> Given instruction
Make a verbatim copy of the entries below; pictures stay out.

> Record set
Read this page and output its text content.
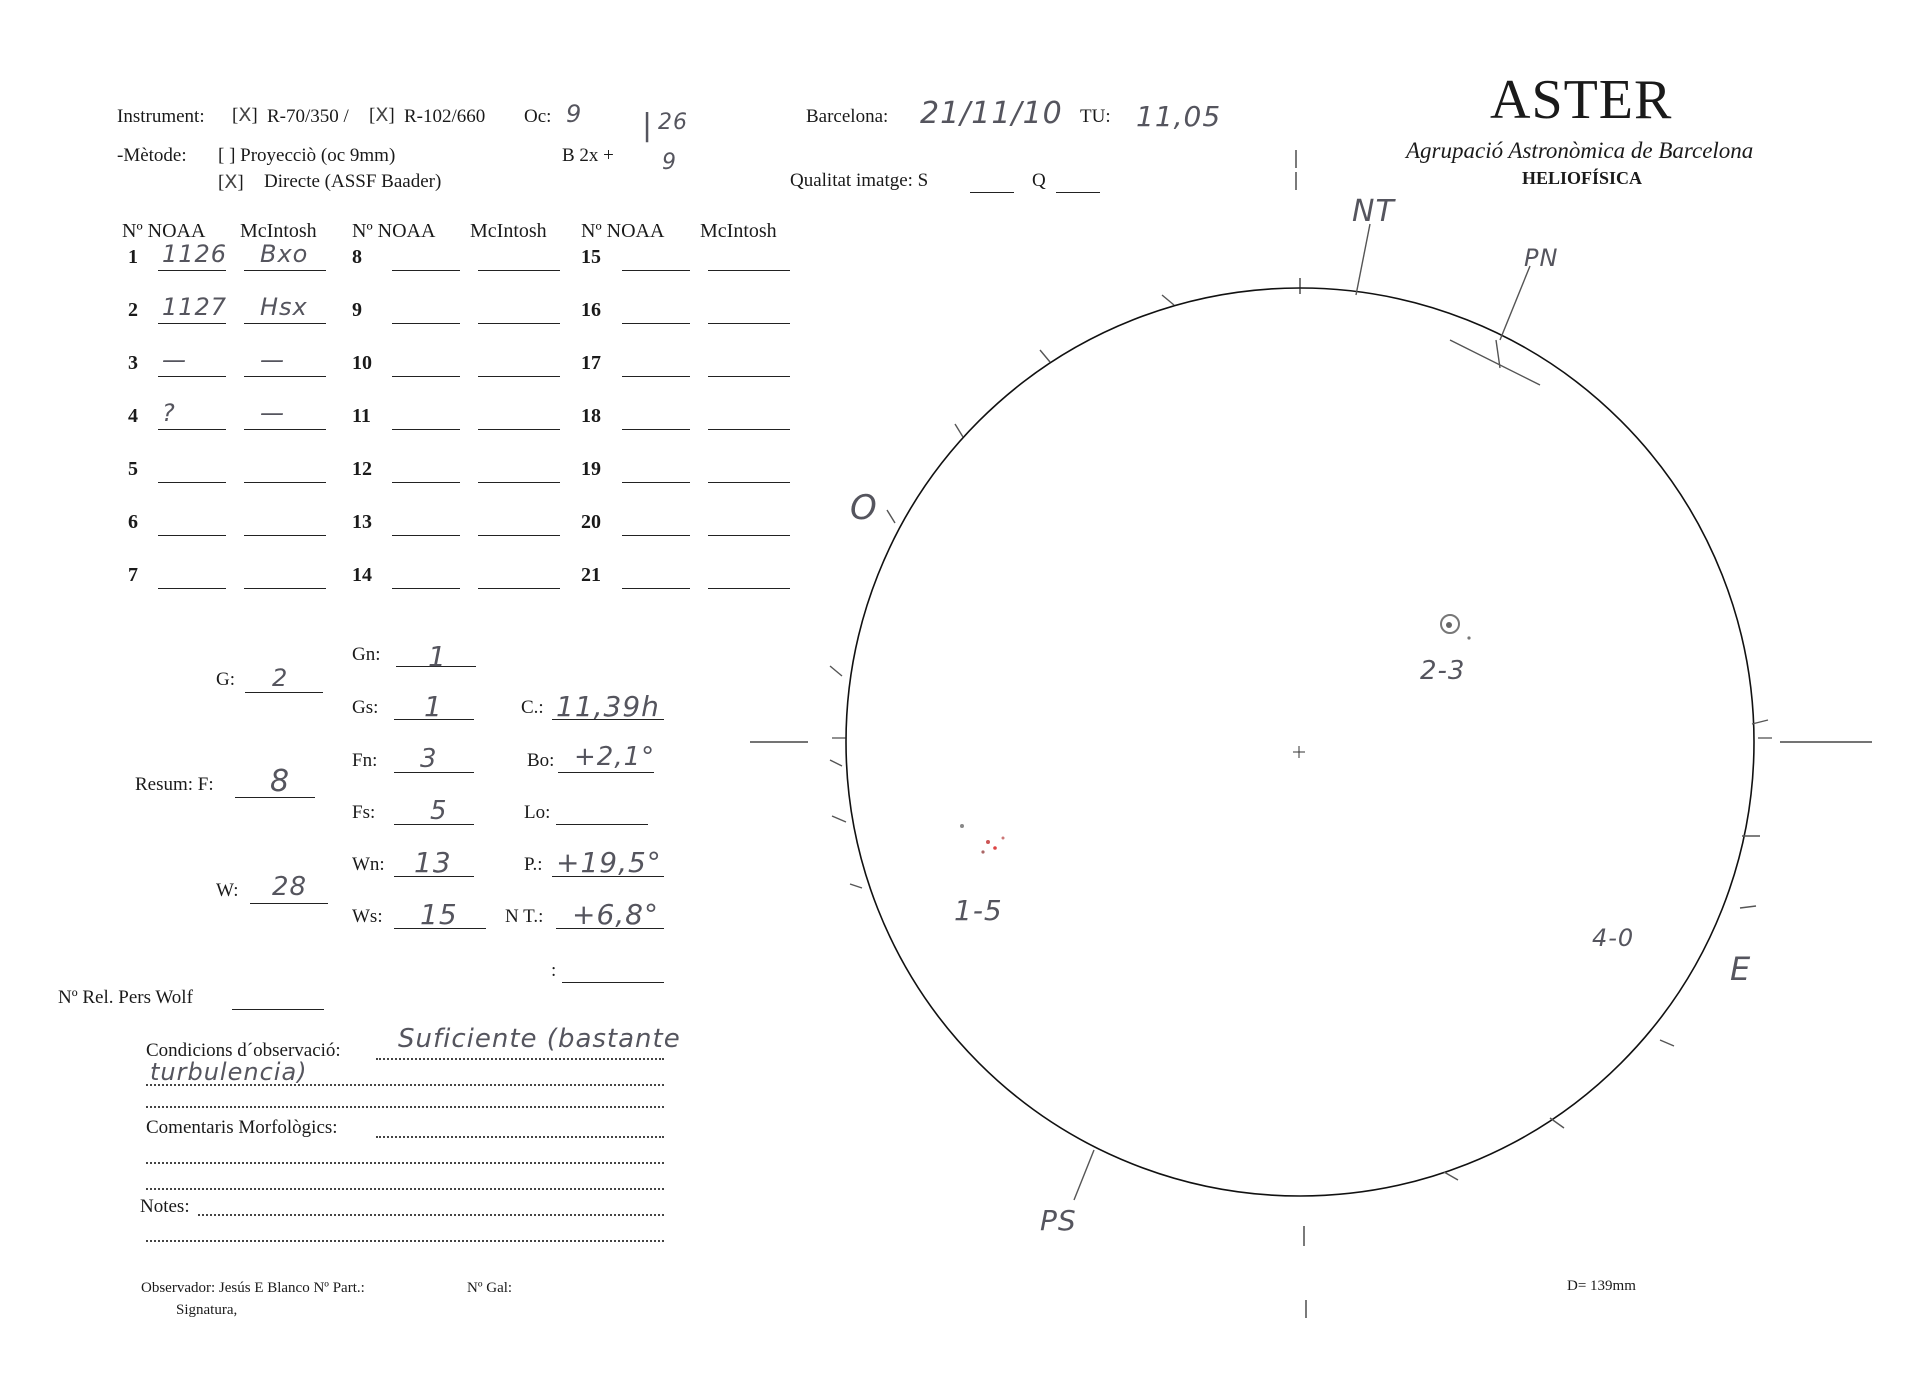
Instrument: [X] R-70/350 / [X] R-102/660 Oc: 9
-Mètode: [ ] Proyecciò (oc 9mm)
[X] Directe (ASSF Baader)
B 2x +
| 26
9
Barcelona: 21/11/10 TU: 11,05
Qualitat imatge: S	Q
ASTER
Agrupació Astronòmica de Barcelona
HELIOFÍSICA
Nº NOAA McIntosh Nº NOAA McIntosh Nº NOAA McIntosh
1 1126 Bxo
2 1127 Hsx
3 —	—
4 ?	—
5
6
7
8
9
10
11
12
13
14
15
16
17
18
19
20
21
G: 2
Resum: F: 8
W: 28
Gn: 1
Gs: 1
Fn: 3
Fs: 5
Wn: 13
Ws: 15
C.: 11,39h
Bo: +2,1°
Lo:
P.: +19,5°
N T.: +6,8°
:
Nº Rel. Pers Wolf
Condicions d´observació: Suficiente (bastante
turbulencia)
Comentaris Morfològics:
Notes:
Observador: Jesús E Blanco Nº Part.:	Nº Gal:
Signatura,
D= 139mm
NT
PN
O
E
PS
2-3
1-5
4-0
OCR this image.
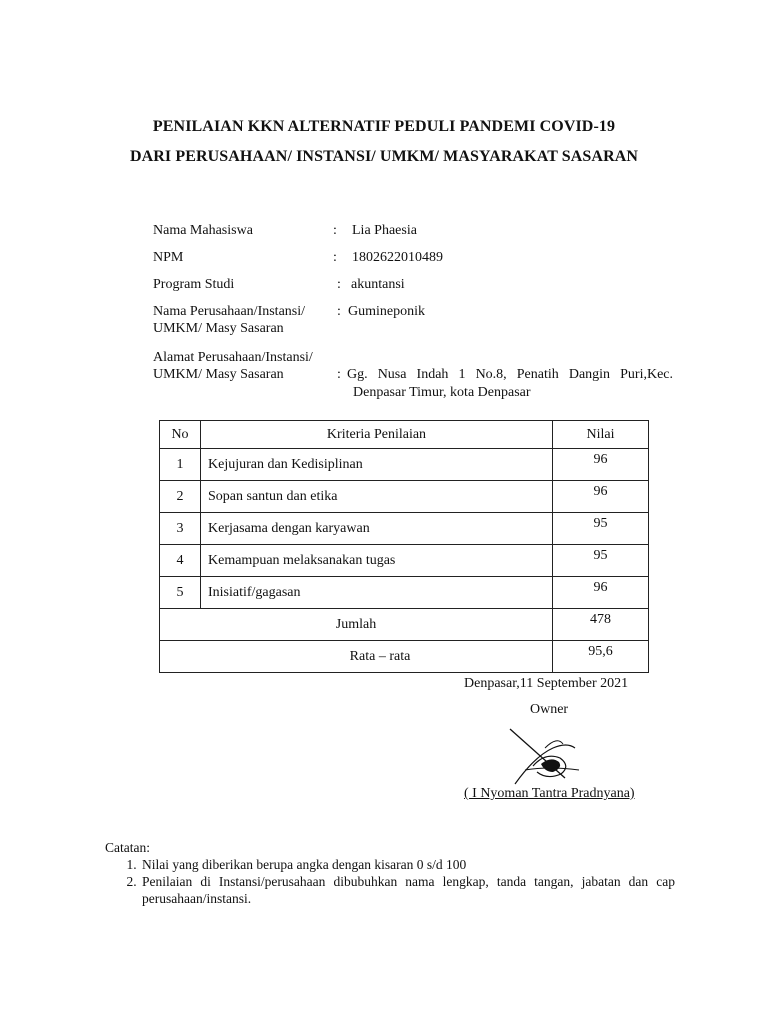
PENILAIAN KKN ALTERNATIF PEDULI PANDEMI COVID-19
DARI PERUSAHAAN/ INSTANSI/ UMKM/ MASYARAKAT SASARAN
Nama Mahasiswa	: Lia Phaesia
NPM	: 1802622010489
Program Studi	: akuntansi
Nama Perusahaan/Instansi/
UMKM/ Masy Sasaran
: Gumineponik
Alamat Perusahaan/Instansi/
UMKM/ Masy Sasaran	: Gg. Nusa Indah 1 No.8, Penatih Dangin Puri,Kec.
Denpasar Timur, kota Denpasar
No	Kriteria Penilaian	Nilai
1	Kejujuran dan Kedisiplinan	96
2	Sopan santun dan etika	96
3	Kerjasama dengan karyawan	95
4	Kemampuan melaksanakan tugas	95
5	Inisiatif/gagasan	96
Jumlah		478
Rata – rata		95,6
Denpasar,11 September 2021
Owner
( I Nyoman Tantra Pradnyana)
Catatan:
1. Nilai yang diberikan berupa angka dengan kisaran 0 s/d 100
2. Penilaian di Instansi/perusahaan dibubuhkan nama lengkap, tanda tangan, jabatan dan cap perusahaan/instansi.
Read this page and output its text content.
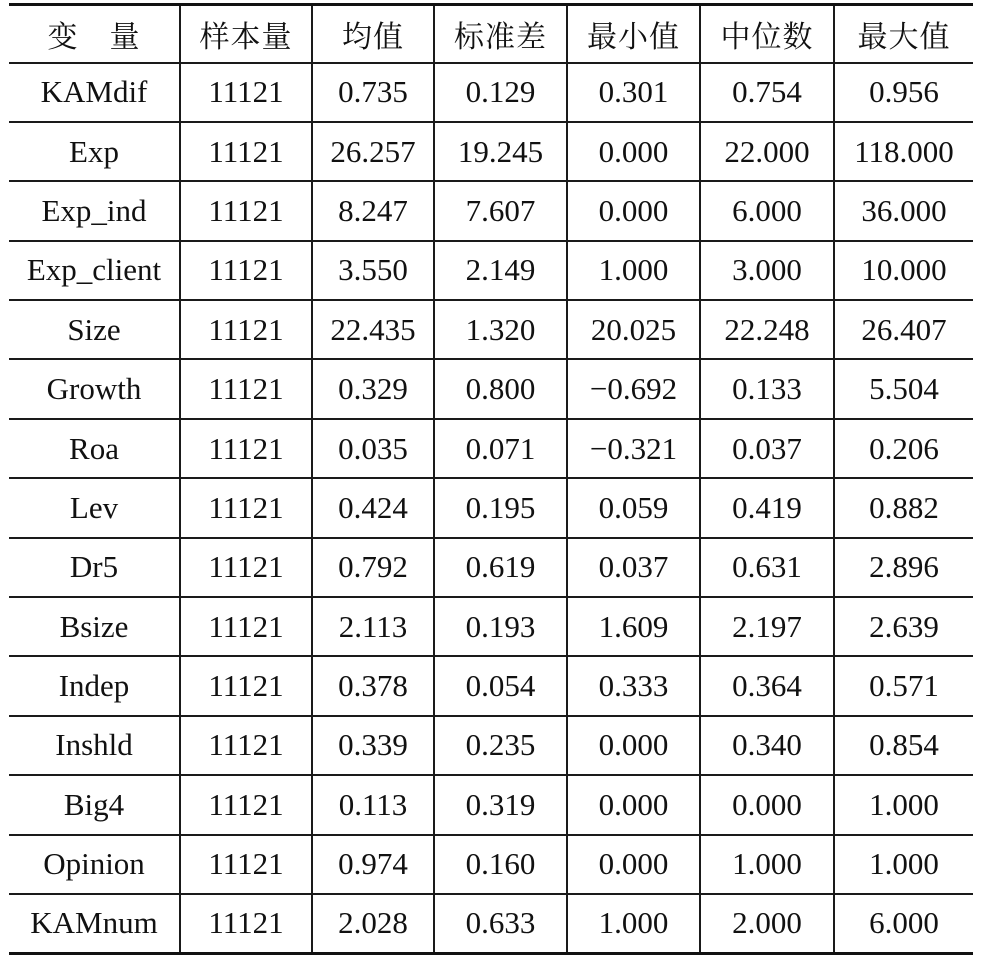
变　量	样本量	均值	标准差	最小值	中位数	最大值
KAMdif	11121	0.735	0.129	0.301	0.754	0.956
Exp	11121	26.257	19.245	0.000	22.000	118.000
Exp_ind	11121	8.247	7.607	0.000	6.000	36.000
Exp_client	11121	3.550	2.149	1.000	3.000	10.000
Size	11121	22.435	1.320	20.025	22.248	26.407
Growth	11121	0.329	0.800	−0.692	0.133	5.504
Roa	11121	0.035	0.071	−0.321	0.037	0.206
Lev	11121	0.424	0.195	0.059	0.419	0.882
Dr5	11121	0.792	0.619	0.037	0.631	2.896
Bsize	11121	2.113	0.193	1.609	2.197	2.639
Indep	11121	0.378	0.054	0.333	0.364	0.571
Inshld	11121	0.339	0.235	0.000	0.340	0.854
Big4	11121	0.113	0.319	0.000	0.000	1.000
Opinion	11121	0.974	0.160	0.000	1.000	1.000
KAMnum	11121	2.028	0.633	1.000	2.000	6.000
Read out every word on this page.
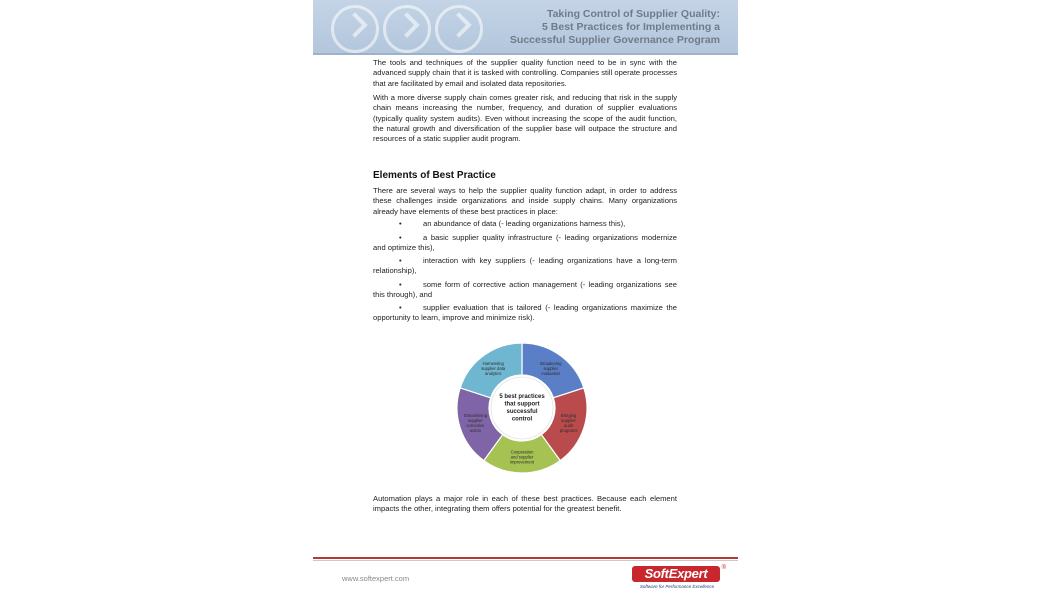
Taking Control of Supplier Quality:
5 Best Practices for Implementing a
Successful Supplier Governance Program
The tools and techniques of the supplier quality function need to be in sync with the advanced supply chain that it is tasked with controlling. Companies still operate processes that are facilitated by email and isolated data repositories.
With a more diverse supply chain comes greater risk, and reducing that risk in the supply chain means increasing the number, frequency, and duration of supplier evaluations (typically quality system audits). Even without increasing the scope of the audit function, the natural growth and diversification of the supplier base will outpace the structure and resources of a static supplier audit program.
Elements of Best Practice
There are several ways to help the supplier quality function adapt, in order to address these challenges inside organizations and inside supply chains. Many organizations already have elements of these best practices in place:
•	an abundance of data (- leading organizations harness this),
•	a basic supplier quality infrastructure (- leading organizations modernize and optimize this),
•	interaction with key suppliers (- leading organizations have a long-term relationship),
•	some form of corrective action management (- leading organizations see this through), and
•	supplier evaluation that is tailored (- leading organizations maximize the opportunity to learn, improve and minimize risk).
5 best practices
that support
successful
control
Broadening
supplier
evaluation
Bringing
supplier
audit
programs
Cooperation
and supplier
improvement
Streamlining
supplier
corrective
action
Harnessing
supplier data
analytics
Automation plays a major role in each of these best practices. Because each element impacts the other, integrating them offers potential for the greatest benefit.
www.softexpert.com	SoftExpert	®
Software for Performance Excellence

> Completed task
Read this page and output its text content.
Instrument: [X] R-70/350 / [X] R-102/660 Oc: 9
-Mètode: [ ] Proyecciò (oc 9mm)
[X] Directe (ASSF Baader)
B 2x +
| 26
9
Barcelona: 21/11/10 TU: 11,05
Qualitat imatge: S	Q
ASTER
Agrupació Astronòmica de Barcelona
HELIOFÍSICA
Nº NOAA McIntosh Nº NOAA McIntosh Nº NOAA McIntosh
1 1126 Bxo
2 1127 Hsx
3 —	—
4 ?	—
5
6
7
8
9
10
11
12
13
14
15
16
17
18
19
20
21
G: 2
Resum: F: 8
W: 28
Gn: 1
Gs: 1
Fn: 3
Fs: 5
Wn: 13
Ws: 15
C.: 11,39h
Bo: +2,1°
Lo:
P.: +19,5°
N T.: +6,8°
:
Nº Rel. Pers Wolf
Condicions d´observació: Suficiente (bastante
turbulencia)
Comentaris Morfològics:
Notes:
Observador: Jesús E Blanco Nº Part.:	Nº Gal:
Signatura,
D= 139mm
NT
PN
O
E
PS
2-3
1-5
4-0
OCR this image.
PENILAIAN KKN ALTERNATIF PEDULI PANDEMI COVID-19
DARI PERUSAHAAN/ INSTANSI/ UMKM/ MASYARAKAT SASARAN
Nama Mahasiswa	: Lia Phaesia
NPM	: 1802622010489
Program Studi	: akuntansi
Nama Perusahaan/Instansi/
UMKM/ Masy Sasaran
: Gumineponik
Alamat Perusahaan/Instansi/
UMKM/ Masy Sasaran	: Gg. Nusa Indah 1 No.8, Penatih Dangin Puri,Kec.
Denpasar Timur, kota Denpasar
No	Kriteria Penilaian	Nilai
1	Kejujuran dan Kedisiplinan	96
2	Sopan santun dan etika	96
3	Kerjasama dengan karyawan	95
4	Kemampuan melaksanakan tugas	95
5	Inisiatif/gagasan	96
Jumlah		478
Rata – rata		95,6
Denpasar,11 September 2021
Owner
( I Nyoman Tantra Pradnyana)
Catatan:
1. Nilai yang diberikan berupa angka dengan kisaran 0 s/d 100
2. Penilaian di Instansi/perusahaan dibubuhkan nama lengkap, tanda tangan, jabatan dan cap perusahaan/instansi.
Read this page and output its text content.
变　量	样本量	均值	标准差	最小值	中位数	最大值
KAMdif	11121	0.735	0.129	0.301	0.754	0.956
Exp	11121	26.257	19.245	0.000	22.000	118.000
Exp_ind	11121	8.247	7.607	0.000	6.000	36.000
Exp_client	11121	3.550	2.149	1.000	3.000	10.000
Size	11121	22.435	1.320	20.025	22.248	26.407
Growth	11121	0.329	0.800	−0.692	0.133	5.504
Roa	11121	0.035	0.071	−0.321	0.037	0.206
Lev	11121	0.424	0.195	0.059	0.419	0.882
Dr5	11121	0.792	0.619	0.037	0.631	2.896
Bsize	11121	2.113	0.193	1.609	2.197	2.639
Indep	11121	0.378	0.054	0.333	0.364	0.571
Inshld	11121	0.339	0.235	0.000	0.340	0.854
Big4	11121	0.113	0.319	0.000	0.000	1.000
Opinion	11121	0.974	0.160	0.000	1.000	1.000
KAMnum	11121	2.028	0.633	1.000	2.000	6.000
Read out every word on this page.
Taking Control of Supplier Quality:
5 Best Practices for Implementing a
Successful Supplier Governance Program
The tools and techniques of the supplier quality function need to be in sync with the advanced supply chain that it is tasked with controlling. Companies still operate processes that are facilitated by email and isolated data repositories.
With a more diverse supply chain comes greater risk, and reducing that risk in the supply chain means increasing the number, frequency, and duration of supplier evaluations (typically quality system audits). Even without increasing the scope of the audit function, the natural growth and diversification of the supplier base will outpace the structure and resources of a static supplier audit program.
Elements of Best Practice
There are several ways to help the supplier quality function adapt, in order to address these challenges inside organizations and inside supply chains. Many organizations already have elements of these best practices in place:
•	an abundance of data (- leading organizations harness this),
•	a basic supplier quality infrastructure (- leading organizations modernize and optimize this),
•	interaction with key suppliers (- leading organizations have a long-term relationship),
•	some form of corrective action management (- leading organizations see this through), and
•	supplier evaluation that is tailored (- leading organizations maximize the opportunity to learn, improve and minimize risk).
5 best practices
that support
successful
control
Broadening
supplier
evaluation
Bringing
supplier
audit
programs
Cooperation
and supplier
improvement
Streamlining
supplier
corrective
action
Harnessing
supplier data
analytics
Automation plays a major role in each of these best practices. Because each element impacts the other, integrating them offers potential for the greatest benefit.
www.softexpert.com	SoftExpert	®
Software for Performance Excellence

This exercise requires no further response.